** WHAT THE EXERCISE ASKS **
Tally the lines in the listing below that contain "loss" and report the tally alone.

** GIVEN ENTRIES **
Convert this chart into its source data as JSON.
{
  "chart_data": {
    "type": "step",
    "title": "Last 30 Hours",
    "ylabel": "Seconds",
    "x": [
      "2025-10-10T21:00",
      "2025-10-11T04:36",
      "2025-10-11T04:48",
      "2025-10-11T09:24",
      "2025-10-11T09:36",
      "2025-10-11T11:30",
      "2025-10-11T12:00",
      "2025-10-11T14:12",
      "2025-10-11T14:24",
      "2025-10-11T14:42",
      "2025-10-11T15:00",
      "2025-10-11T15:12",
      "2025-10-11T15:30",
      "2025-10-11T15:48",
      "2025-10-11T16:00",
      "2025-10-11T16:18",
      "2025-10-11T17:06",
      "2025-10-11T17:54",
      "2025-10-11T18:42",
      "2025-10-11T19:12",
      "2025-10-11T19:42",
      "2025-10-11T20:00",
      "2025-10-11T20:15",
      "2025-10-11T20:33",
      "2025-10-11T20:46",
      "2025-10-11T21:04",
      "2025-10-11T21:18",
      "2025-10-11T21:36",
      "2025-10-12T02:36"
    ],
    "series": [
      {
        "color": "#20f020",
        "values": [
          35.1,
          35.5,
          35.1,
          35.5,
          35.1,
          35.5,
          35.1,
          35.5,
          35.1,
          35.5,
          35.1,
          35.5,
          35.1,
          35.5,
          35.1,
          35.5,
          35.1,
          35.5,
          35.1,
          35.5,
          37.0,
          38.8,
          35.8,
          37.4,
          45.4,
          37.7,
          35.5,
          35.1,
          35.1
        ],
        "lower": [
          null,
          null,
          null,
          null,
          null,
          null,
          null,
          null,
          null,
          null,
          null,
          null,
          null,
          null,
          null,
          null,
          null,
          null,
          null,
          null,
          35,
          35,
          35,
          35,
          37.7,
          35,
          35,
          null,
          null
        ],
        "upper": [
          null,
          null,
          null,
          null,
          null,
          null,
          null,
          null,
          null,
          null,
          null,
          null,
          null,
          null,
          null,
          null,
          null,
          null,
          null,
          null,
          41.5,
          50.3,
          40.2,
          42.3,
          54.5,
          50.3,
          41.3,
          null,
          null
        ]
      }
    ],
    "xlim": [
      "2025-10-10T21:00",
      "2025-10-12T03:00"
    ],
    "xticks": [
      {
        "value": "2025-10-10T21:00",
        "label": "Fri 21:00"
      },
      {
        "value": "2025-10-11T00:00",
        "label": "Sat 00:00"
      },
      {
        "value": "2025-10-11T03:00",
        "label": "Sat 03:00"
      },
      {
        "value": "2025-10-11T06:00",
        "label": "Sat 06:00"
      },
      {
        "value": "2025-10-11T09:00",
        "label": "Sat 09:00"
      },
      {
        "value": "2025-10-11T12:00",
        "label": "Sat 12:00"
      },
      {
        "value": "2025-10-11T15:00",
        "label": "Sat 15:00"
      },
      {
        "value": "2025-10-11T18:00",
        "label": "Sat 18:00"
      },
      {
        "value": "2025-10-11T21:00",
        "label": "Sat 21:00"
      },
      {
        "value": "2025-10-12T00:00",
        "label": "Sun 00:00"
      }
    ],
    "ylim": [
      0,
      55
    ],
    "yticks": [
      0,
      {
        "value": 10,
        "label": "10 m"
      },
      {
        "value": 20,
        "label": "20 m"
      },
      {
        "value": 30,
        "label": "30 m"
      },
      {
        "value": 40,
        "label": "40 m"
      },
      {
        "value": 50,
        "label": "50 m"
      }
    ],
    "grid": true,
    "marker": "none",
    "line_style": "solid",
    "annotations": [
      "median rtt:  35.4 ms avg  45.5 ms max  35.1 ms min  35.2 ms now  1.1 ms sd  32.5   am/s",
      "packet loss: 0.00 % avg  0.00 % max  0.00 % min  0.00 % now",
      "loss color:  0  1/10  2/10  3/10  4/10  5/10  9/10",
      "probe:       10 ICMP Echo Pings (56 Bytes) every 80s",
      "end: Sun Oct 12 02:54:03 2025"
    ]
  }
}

** COMPLETE OUTPUT **
2